Data extracted from a collection
== == ==

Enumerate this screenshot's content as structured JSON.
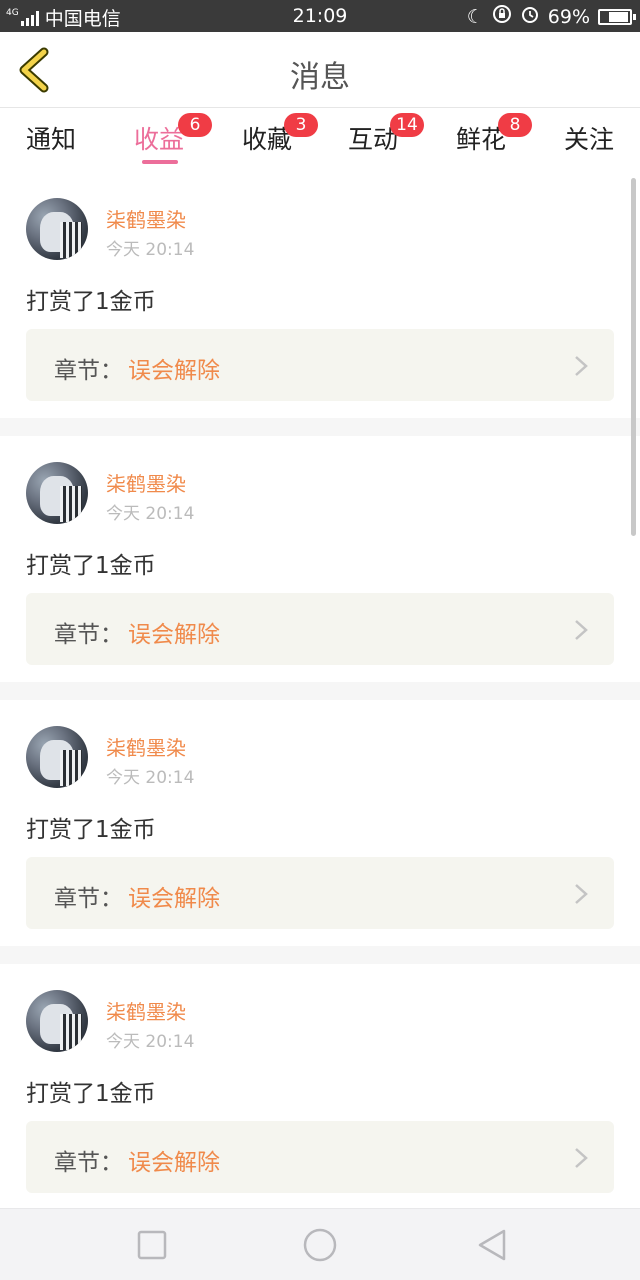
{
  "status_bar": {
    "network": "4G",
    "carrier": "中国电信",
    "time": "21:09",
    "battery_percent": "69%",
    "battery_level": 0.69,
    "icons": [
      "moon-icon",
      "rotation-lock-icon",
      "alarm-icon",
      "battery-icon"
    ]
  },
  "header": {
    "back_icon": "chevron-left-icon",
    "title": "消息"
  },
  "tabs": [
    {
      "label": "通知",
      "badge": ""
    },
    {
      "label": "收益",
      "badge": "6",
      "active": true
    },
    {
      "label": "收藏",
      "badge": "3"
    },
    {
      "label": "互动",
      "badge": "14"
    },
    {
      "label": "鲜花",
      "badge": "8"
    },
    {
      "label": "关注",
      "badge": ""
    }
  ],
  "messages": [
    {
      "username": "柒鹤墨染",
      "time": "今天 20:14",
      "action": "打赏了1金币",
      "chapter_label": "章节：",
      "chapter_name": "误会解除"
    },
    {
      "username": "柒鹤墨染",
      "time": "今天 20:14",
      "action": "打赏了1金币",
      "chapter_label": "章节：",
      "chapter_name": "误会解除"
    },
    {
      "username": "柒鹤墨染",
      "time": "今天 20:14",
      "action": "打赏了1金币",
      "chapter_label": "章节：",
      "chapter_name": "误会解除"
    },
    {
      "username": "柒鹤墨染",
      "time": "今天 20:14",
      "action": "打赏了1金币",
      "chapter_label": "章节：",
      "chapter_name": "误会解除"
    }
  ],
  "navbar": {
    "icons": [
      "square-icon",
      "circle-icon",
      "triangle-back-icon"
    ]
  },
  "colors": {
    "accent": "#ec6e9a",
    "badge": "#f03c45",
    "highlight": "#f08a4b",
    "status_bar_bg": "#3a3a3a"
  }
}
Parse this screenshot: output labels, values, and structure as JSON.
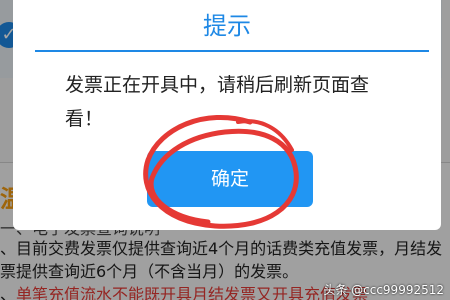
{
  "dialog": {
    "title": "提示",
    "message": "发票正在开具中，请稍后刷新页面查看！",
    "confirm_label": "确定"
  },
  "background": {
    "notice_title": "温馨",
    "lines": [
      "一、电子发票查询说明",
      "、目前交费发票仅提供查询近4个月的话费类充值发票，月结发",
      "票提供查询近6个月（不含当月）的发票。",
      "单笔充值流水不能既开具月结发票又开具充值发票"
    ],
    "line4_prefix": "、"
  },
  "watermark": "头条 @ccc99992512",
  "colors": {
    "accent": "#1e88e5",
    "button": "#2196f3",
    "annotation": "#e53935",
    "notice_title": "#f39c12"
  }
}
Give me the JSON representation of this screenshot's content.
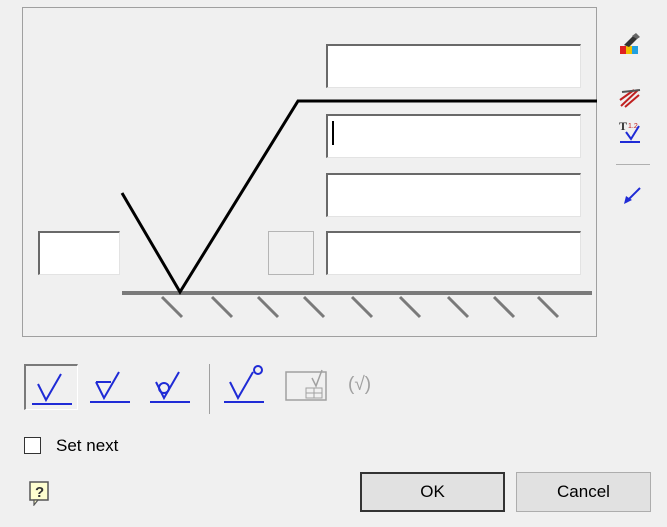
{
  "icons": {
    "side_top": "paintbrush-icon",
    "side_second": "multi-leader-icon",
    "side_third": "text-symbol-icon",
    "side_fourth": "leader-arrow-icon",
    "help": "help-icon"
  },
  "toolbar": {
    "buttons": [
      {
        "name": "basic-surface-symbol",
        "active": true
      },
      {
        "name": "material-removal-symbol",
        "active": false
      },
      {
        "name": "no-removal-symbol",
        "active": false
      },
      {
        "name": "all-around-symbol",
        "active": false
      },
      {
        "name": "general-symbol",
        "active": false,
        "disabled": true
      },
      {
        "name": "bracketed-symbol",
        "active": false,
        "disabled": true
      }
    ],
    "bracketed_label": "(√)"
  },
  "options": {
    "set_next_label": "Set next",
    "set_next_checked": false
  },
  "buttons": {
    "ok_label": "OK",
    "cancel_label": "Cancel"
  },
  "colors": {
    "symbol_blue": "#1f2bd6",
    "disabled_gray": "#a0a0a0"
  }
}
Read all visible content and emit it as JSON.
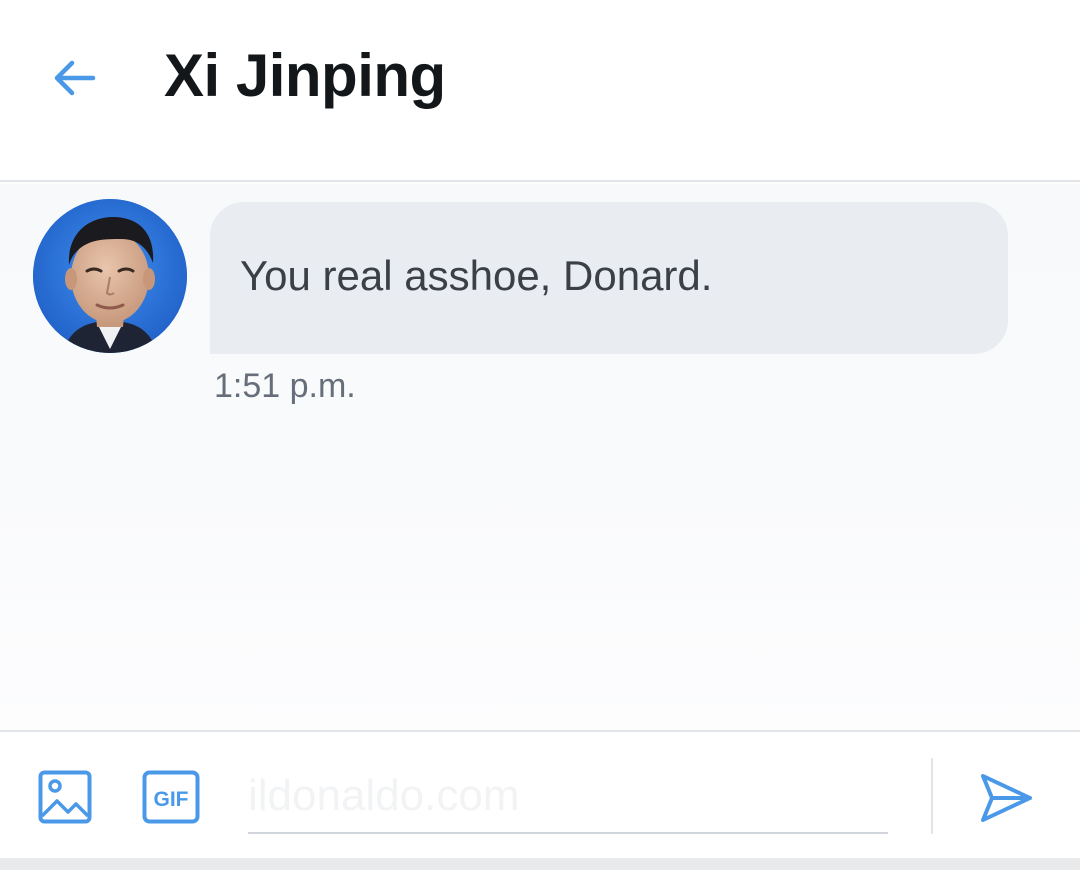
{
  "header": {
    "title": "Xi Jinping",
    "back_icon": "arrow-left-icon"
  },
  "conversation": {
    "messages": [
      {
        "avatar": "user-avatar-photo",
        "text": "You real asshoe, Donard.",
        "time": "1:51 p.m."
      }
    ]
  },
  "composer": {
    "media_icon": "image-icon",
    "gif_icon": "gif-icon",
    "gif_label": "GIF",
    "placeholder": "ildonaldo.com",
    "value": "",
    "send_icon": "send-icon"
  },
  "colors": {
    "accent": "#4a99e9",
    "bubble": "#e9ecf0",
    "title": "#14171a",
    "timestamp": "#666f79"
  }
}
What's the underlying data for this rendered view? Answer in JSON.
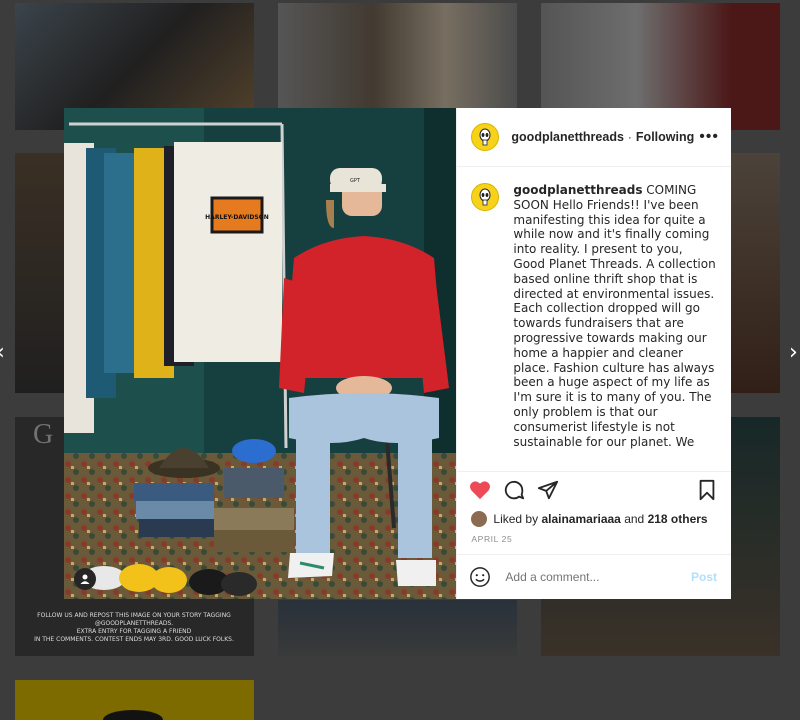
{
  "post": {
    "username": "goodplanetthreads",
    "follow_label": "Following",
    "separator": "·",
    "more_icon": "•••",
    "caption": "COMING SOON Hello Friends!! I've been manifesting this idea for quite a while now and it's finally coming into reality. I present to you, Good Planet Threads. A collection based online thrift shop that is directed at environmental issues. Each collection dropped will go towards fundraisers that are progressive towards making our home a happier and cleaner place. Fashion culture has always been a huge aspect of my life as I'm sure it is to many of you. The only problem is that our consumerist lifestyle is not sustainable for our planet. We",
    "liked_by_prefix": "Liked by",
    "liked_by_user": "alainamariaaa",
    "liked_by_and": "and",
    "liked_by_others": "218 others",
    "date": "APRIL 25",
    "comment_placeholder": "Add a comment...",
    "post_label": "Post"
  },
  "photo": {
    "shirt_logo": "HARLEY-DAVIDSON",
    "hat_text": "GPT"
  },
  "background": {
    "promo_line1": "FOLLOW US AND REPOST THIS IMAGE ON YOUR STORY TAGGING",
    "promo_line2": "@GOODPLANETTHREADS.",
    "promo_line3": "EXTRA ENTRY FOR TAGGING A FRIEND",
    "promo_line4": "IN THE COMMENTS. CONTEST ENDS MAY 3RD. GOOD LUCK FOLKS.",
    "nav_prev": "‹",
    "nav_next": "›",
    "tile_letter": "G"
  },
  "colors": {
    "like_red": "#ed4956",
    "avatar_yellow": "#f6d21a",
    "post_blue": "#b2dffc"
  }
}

== == ==

▶ [Set exercise] Would you return the data exactly as written, without the pictures?

▶ [Solution to the problem]
Enumerate this screenshot's content as structured JSON.
{
  "status_bar": {
    "network": "4G",
    "carrier": "中国电信",
    "time": "21:09",
    "battery_percent": "69%",
    "battery_level": 0.69,
    "icons": [
      "moon-icon",
      "rotation-lock-icon",
      "alarm-icon",
      "battery-icon"
    ]
  },
  "header": {
    "back_icon": "chevron-left-icon",
    "title": "消息"
  },
  "tabs": [
    {
      "label": "通知",
      "badge": ""
    },
    {
      "label": "收益",
      "badge": "6",
      "active": true
    },
    {
      "label": "收藏",
      "badge": "3"
    },
    {
      "label": "互动",
      "badge": "14"
    },
    {
      "label": "鲜花",
      "badge": "8"
    },
    {
      "label": "关注",
      "badge": ""
    }
  ],
  "messages": [
    {
      "username": "柒鹤墨染",
      "time": "今天 20:14",
      "action": "打赏了1金币",
      "chapter_label": "章节：",
      "chapter_name": "误会解除"
    },
    {
      "username": "柒鹤墨染",
      "time": "今天 20:14",
      "action": "打赏了1金币",
      "chapter_label": "章节：",
      "chapter_name": "误会解除"
    },
    {
      "username": "柒鹤墨染",
      "time": "今天 20:14",
      "action": "打赏了1金币",
      "chapter_label": "章节：",
      "chapter_name": "误会解除"
    },
    {
      "username": "柒鹤墨染",
      "time": "今天 20:14",
      "action": "打赏了1金币",
      "chapter_label": "章节：",
      "chapter_name": "误会解除"
    }
  ],
  "navbar": {
    "icons": [
      "square-icon",
      "circle-icon",
      "triangle-back-icon"
    ]
  },
  "colors": {
    "accent": "#ec6e9a",
    "badge": "#f03c45",
    "highlight": "#f08a4b",
    "status_bar_bg": "#3a3a3a"
  }
}
Parse this screenshot: output labels, values, and structure as JSON.
{
  "dialog": {
    "title": "提示",
    "message": "发票正在开具中，请稍后刷新页面查看！",
    "confirm_label": "确定"
  },
  "background": {
    "notice_title": "温馨",
    "lines": [
      "一、电子发票查询说明",
      "、目前交费发票仅提供查询近4个月的话费类充值发票，月结发",
      "票提供查询近6个月（不含当月）的发票。",
      "单笔充值流水不能既开具月结发票又开具充值发票"
    ],
    "line4_prefix": "、"
  },
  "watermark": "头条 @ccc99992512",
  "colors": {
    "accent": "#1e88e5",
    "button": "#2196f3",
    "annotation": "#e53935",
    "notice_title": "#f39c12"
  }
}
Give me the JSON representation of this screenshot's content.
{
  "icons": {
    "side_top": "paintbrush-icon",
    "side_second": "multi-leader-icon",
    "side_third": "text-symbol-icon",
    "side_fourth": "leader-arrow-icon",
    "help": "help-icon"
  },
  "toolbar": {
    "buttons": [
      {
        "name": "basic-surface-symbol",
        "active": true
      },
      {
        "name": "material-removal-symbol",
        "active": false
      },
      {
        "name": "no-removal-symbol",
        "active": false
      },
      {
        "name": "all-around-symbol",
        "active": false
      },
      {
        "name": "general-symbol",
        "active": false,
        "disabled": true
      },
      {
        "name": "bracketed-symbol",
        "active": false,
        "disabled": true
      }
    ],
    "bracketed_label": "(√)"
  },
  "options": {
    "set_next_label": "Set next",
    "set_next_checked": false
  },
  "buttons": {
    "ok_label": "OK",
    "cancel_label": "Cancel"
  },
  "colors": {
    "symbol_blue": "#1f2bd6",
    "disabled_gray": "#a0a0a0"
  }
}
Read all visible content and emit it as JSON.
{
  "header": {
    "title": "Xi Jinping",
    "back_icon": "arrow-left-icon"
  },
  "conversation": {
    "messages": [
      {
        "avatar": "user-avatar-photo",
        "text": "You real asshoe, Donard.",
        "time": "1:51 p.m."
      }
    ]
  },
  "composer": {
    "media_icon": "image-icon",
    "gif_icon": "gif-icon",
    "gif_label": "GIF",
    "placeholder": "ildonaldo.com",
    "value": "",
    "send_icon": "send-icon"
  },
  "colors": {
    "accent": "#4a99e9",
    "bubble": "#e9ecf0",
    "title": "#14171a",
    "timestamp": "#666f79"
  }
}
What's the underlying data for this rendered view? Answer in JSON.
{
  "post": {
    "username": "goodplanetthreads",
    "follow_label": "Following",
    "separator": "·",
    "more_icon": "•••",
    "caption": "COMING SOON Hello Friends!! I've been manifesting this idea for quite a while now and it's finally coming into reality. I present to you, Good Planet Threads. A collection based online thrift shop that is directed at environmental issues. Each collection dropped will go towards fundraisers that are progressive towards making our home a happier and cleaner place. Fashion culture has always been a huge aspect of my life as I'm sure it is to many of you. The only problem is that our consumerist lifestyle is not sustainable for our planet. We",
    "liked_by_prefix": "Liked by",
    "liked_by_user": "alainamariaaa",
    "liked_by_and": "and",
    "liked_by_others": "218 others",
    "date": "APRIL 25",
    "comment_placeholder": "Add a comment...",
    "post_label": "Post"
  },
  "photo": {
    "shirt_logo": "HARLEY-DAVIDSON",
    "hat_text": "GPT"
  },
  "background": {
    "promo_line1": "FOLLOW US AND REPOST THIS IMAGE ON YOUR STORY TAGGING",
    "promo_line2": "@GOODPLANETTHREADS.",
    "promo_line3": "EXTRA ENTRY FOR TAGGING A FRIEND",
    "promo_line4": "IN THE COMMENTS. CONTEST ENDS MAY 3RD. GOOD LUCK FOLKS.",
    "nav_prev": "‹",
    "nav_next": "›",
    "tile_letter": "G"
  },
  "colors": {
    "like_red": "#ed4956",
    "avatar_yellow": "#f6d21a",
    "post_blue": "#b2dffc"
  }
}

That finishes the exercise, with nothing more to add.